Check each line of the entries below for the string "GAZİ" and state how many lines have it, with no other text.

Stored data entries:
======
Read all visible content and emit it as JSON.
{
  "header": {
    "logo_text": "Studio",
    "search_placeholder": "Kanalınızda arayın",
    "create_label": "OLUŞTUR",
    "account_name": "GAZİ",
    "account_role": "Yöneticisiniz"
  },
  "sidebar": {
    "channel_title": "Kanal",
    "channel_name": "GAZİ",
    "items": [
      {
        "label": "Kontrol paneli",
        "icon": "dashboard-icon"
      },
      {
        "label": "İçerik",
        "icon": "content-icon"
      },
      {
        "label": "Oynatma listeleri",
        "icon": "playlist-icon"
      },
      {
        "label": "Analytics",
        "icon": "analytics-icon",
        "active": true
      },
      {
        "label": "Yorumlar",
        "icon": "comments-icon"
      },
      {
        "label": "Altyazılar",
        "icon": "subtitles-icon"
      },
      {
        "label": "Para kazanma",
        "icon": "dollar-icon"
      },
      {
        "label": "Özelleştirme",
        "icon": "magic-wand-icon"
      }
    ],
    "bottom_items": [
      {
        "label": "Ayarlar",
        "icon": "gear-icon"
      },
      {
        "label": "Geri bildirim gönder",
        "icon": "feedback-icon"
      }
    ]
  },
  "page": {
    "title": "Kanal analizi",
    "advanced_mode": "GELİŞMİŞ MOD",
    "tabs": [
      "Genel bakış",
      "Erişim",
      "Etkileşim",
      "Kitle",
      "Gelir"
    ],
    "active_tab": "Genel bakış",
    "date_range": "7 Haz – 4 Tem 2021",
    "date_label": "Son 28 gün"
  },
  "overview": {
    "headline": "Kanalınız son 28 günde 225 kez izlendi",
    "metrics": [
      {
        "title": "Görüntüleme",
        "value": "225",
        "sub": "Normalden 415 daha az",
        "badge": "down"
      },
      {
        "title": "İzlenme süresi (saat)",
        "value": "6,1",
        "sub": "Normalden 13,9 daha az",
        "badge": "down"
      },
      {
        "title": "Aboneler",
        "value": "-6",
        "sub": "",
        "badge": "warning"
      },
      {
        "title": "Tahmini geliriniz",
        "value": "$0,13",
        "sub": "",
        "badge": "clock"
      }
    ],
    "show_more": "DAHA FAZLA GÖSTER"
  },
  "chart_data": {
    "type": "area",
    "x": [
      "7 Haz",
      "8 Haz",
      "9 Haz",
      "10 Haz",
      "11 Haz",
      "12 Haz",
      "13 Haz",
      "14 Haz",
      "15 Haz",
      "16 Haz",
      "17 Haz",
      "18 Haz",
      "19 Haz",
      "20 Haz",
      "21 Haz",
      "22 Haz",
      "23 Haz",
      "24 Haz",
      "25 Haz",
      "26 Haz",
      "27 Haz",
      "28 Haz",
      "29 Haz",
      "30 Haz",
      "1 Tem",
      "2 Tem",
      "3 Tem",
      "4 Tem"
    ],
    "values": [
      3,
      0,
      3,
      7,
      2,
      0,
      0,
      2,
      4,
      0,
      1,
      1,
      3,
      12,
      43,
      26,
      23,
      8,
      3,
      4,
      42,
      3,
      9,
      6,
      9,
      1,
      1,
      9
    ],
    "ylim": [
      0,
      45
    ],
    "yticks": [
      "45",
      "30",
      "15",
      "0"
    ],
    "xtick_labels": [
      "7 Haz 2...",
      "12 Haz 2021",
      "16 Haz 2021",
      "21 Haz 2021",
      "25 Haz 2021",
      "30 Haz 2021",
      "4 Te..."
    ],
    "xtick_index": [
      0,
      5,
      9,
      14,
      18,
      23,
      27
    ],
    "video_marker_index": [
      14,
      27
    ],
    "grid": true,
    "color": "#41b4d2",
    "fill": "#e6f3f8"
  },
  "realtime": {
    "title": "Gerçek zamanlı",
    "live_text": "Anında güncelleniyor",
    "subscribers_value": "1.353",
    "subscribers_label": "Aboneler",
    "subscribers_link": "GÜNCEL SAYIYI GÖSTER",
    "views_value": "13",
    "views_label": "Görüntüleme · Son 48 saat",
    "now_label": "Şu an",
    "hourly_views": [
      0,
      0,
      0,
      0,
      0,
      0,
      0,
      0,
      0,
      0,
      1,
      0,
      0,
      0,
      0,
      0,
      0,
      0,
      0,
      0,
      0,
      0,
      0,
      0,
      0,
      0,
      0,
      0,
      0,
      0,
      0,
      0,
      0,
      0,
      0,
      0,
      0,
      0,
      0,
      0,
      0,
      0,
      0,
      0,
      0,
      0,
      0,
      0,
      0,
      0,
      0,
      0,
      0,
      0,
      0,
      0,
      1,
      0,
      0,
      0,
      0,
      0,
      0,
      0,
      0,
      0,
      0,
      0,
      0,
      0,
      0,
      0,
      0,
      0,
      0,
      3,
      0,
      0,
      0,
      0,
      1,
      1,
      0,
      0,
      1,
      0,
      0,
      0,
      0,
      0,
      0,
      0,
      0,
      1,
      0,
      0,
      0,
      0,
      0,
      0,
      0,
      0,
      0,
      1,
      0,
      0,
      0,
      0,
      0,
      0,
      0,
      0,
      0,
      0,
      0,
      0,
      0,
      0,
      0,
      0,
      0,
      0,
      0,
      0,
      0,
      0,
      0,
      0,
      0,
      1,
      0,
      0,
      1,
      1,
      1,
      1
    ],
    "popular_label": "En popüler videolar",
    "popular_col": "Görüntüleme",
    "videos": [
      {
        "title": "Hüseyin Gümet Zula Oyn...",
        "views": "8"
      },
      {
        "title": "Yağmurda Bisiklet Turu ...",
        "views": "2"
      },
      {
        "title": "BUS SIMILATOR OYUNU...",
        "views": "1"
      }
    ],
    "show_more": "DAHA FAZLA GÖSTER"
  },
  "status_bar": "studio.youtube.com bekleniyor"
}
======
Task solution: 2